═════ DOCUMENT SECTION ═════

If history, architecture and period interiors are your thing, you may want to spend more than just a day in Bath.  It’s full of themed museums to cater to all tastes and interests and 2011 is the year of the Museums in Bath.  If an overview of the main city sights is all you are looking for, the mayor of Bath offers  free, two-hour walking tours at 10.30am and 2pm daily from Sunday to Friday and at 10.30 on Saturdays.  Tours begin in front of The Pump Room.

Shopping: For gifts for loved ones back home or for that special little something that you just must have, wander the lanes around Bartlett and Brock Street, check out the Guildhall Market or for something more upmarket – visit Milsom Place.

Food: Bath is filled with gastro-pubs, cafes and restaurants, but if you’re looking for something trendy sample the Wild Truffle Tagliatelle followed by a to-die-for Tiramisu dessert at Jamie Oliver’s Italian restaurant.  TV chef Hugh Fearnley-Whittingstall’s River Cottage Canteen whips up a succulent Crab and chilli tart that will leave you begging for more.

Bed and Breakfast: The Henry guest house located in the city centre has comfortable rooms to lay your head while getting a taste of family-owned B&Bs (prices start at 47.50 pounds per night) or for a cheaper option try Bath YMCA (twin private room with a shared bathroom is 27 pounds per person per night).

═════

SET PROBLEM A:
Would you write out the section of the Bath passage from "Shopping: For gifts" down to "visit Milsom Place.", with no changes?

═════ RECORDS TO USE ═════

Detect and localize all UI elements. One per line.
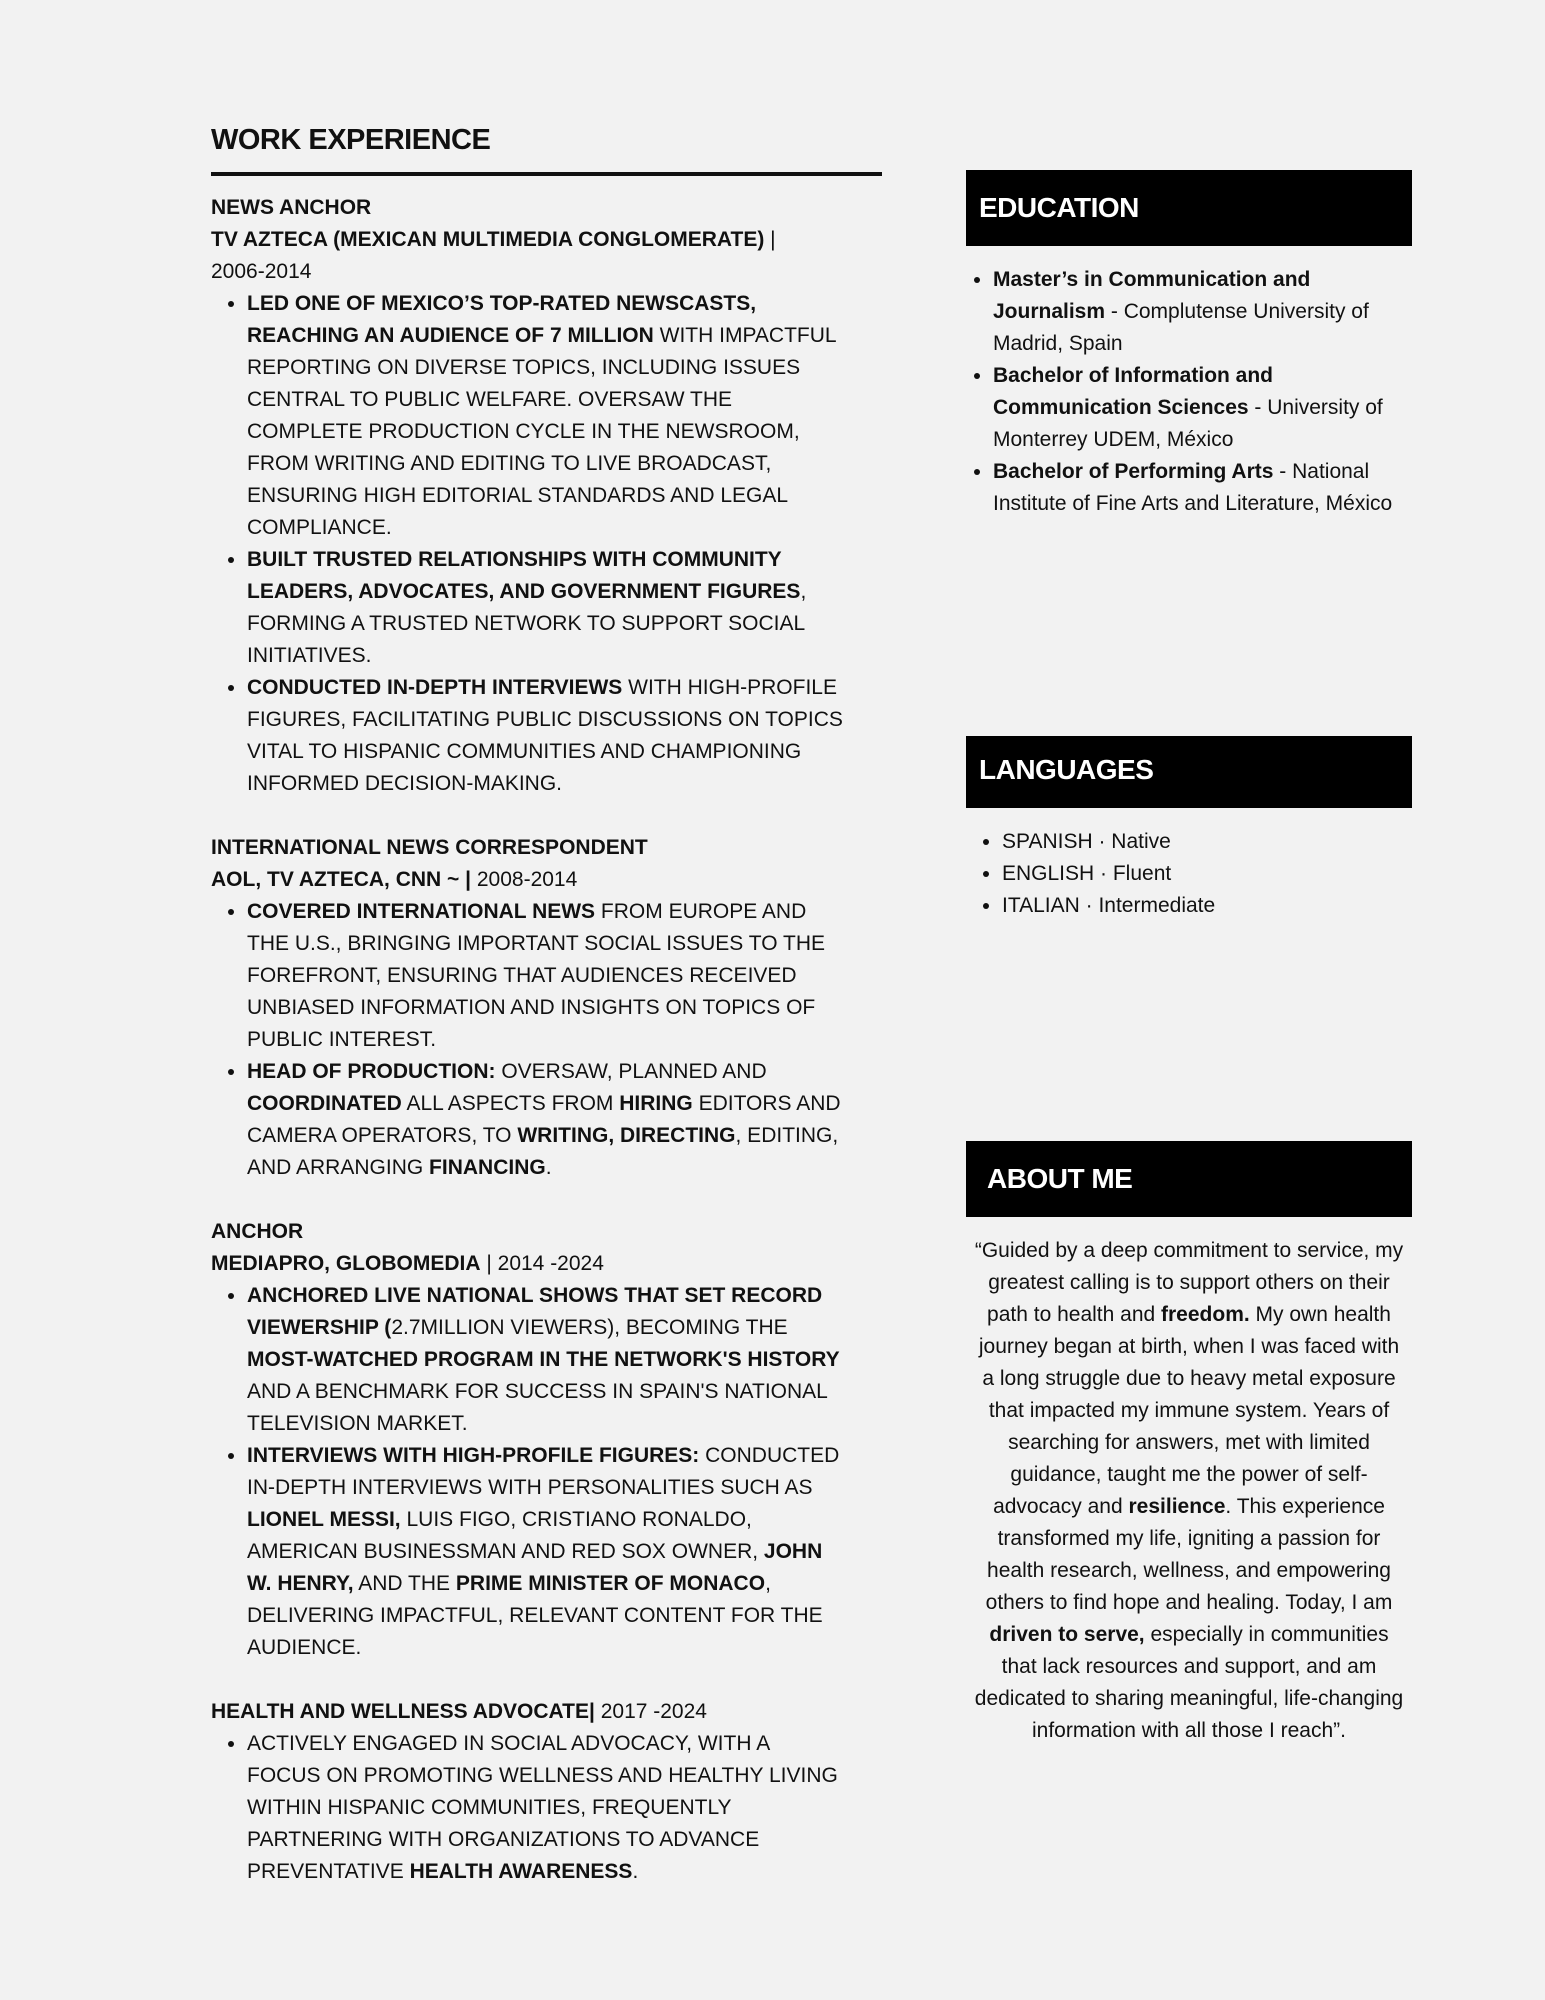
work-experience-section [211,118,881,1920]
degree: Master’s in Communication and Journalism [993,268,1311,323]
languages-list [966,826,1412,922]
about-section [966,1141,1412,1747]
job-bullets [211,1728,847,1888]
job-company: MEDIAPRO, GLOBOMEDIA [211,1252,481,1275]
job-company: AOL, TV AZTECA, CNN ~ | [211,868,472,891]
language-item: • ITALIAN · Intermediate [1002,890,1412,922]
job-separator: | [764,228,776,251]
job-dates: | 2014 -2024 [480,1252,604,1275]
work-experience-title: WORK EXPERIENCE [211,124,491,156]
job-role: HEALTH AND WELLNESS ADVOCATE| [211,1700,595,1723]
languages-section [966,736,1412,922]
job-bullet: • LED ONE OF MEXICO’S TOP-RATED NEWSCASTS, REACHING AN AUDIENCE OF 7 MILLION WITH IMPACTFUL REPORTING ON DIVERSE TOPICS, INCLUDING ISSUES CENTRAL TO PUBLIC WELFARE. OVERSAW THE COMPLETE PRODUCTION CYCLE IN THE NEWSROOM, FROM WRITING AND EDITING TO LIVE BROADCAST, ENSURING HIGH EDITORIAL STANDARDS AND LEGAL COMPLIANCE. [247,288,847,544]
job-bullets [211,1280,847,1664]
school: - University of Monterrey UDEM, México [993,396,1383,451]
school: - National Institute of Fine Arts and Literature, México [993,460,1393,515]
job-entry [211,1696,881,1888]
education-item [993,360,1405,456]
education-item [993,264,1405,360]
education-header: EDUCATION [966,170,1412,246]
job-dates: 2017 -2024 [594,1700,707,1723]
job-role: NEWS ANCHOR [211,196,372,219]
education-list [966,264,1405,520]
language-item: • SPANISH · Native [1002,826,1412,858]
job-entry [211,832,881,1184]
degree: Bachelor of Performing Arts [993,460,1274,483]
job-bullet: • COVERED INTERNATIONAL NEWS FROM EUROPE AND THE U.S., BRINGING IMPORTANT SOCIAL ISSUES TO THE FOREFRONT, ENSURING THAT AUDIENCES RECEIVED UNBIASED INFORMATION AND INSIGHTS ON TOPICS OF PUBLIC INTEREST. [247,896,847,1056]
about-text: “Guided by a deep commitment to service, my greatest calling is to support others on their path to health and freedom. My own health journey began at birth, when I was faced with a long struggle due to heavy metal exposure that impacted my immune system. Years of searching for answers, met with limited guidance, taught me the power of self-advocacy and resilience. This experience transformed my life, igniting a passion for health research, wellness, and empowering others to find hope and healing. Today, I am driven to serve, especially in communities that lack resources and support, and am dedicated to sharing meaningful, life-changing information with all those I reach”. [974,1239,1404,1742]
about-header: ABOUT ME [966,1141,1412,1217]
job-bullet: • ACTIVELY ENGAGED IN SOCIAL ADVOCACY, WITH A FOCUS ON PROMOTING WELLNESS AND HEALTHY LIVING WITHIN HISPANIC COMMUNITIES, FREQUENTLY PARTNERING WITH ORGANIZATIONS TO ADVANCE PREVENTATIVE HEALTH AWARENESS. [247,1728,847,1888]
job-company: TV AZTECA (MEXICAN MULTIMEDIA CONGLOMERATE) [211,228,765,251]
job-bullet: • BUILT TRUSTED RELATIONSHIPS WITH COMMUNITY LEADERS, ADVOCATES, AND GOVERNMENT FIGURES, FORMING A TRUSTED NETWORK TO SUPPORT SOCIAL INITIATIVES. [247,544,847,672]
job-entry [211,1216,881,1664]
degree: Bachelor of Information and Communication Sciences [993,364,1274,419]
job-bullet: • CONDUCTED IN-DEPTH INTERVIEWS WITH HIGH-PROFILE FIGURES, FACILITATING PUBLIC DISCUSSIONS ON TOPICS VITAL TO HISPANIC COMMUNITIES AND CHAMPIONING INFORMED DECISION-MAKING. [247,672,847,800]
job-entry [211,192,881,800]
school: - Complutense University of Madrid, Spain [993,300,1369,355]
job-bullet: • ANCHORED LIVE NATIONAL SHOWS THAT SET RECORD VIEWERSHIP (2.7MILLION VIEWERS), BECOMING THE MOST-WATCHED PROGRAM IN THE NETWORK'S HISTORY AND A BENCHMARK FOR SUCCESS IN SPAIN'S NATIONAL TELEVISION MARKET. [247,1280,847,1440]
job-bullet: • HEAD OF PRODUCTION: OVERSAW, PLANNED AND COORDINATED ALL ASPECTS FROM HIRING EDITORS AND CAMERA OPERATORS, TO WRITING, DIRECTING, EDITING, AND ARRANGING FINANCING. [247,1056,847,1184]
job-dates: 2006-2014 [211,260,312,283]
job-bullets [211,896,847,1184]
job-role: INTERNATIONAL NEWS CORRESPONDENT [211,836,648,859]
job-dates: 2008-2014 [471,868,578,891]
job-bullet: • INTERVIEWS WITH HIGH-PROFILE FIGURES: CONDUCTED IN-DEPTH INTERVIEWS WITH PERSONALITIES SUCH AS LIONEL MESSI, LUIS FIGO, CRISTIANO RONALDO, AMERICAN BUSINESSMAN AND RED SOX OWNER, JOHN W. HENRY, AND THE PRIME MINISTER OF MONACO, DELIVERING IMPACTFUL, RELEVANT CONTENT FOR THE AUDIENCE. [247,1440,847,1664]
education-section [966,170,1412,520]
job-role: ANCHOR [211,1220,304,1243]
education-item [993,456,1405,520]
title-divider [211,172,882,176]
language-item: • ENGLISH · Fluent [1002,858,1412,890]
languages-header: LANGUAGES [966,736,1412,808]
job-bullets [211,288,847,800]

═════

SET PROBLEM B:
Which lines in the entries contain the string "education"? Gather every one of them, and note that case counts.

FINAL ANSWER A:
Shopping: For gifts for loved ones back home or for that special little something that you just must have, wander the lanes around Bartlett and Brock Street, check out the Guildhall Market or for something more upmarket – visit Milsom Place.

FINAL ANSWER B:
education-item [993,360,1405,456]
education-item [993,264,1405,360]
education-header: EDUCATION [966,170,1412,246]
education-list [966,264,1405,520]
education-section [966,170,1412,520]
education-item [993,456,1405,520]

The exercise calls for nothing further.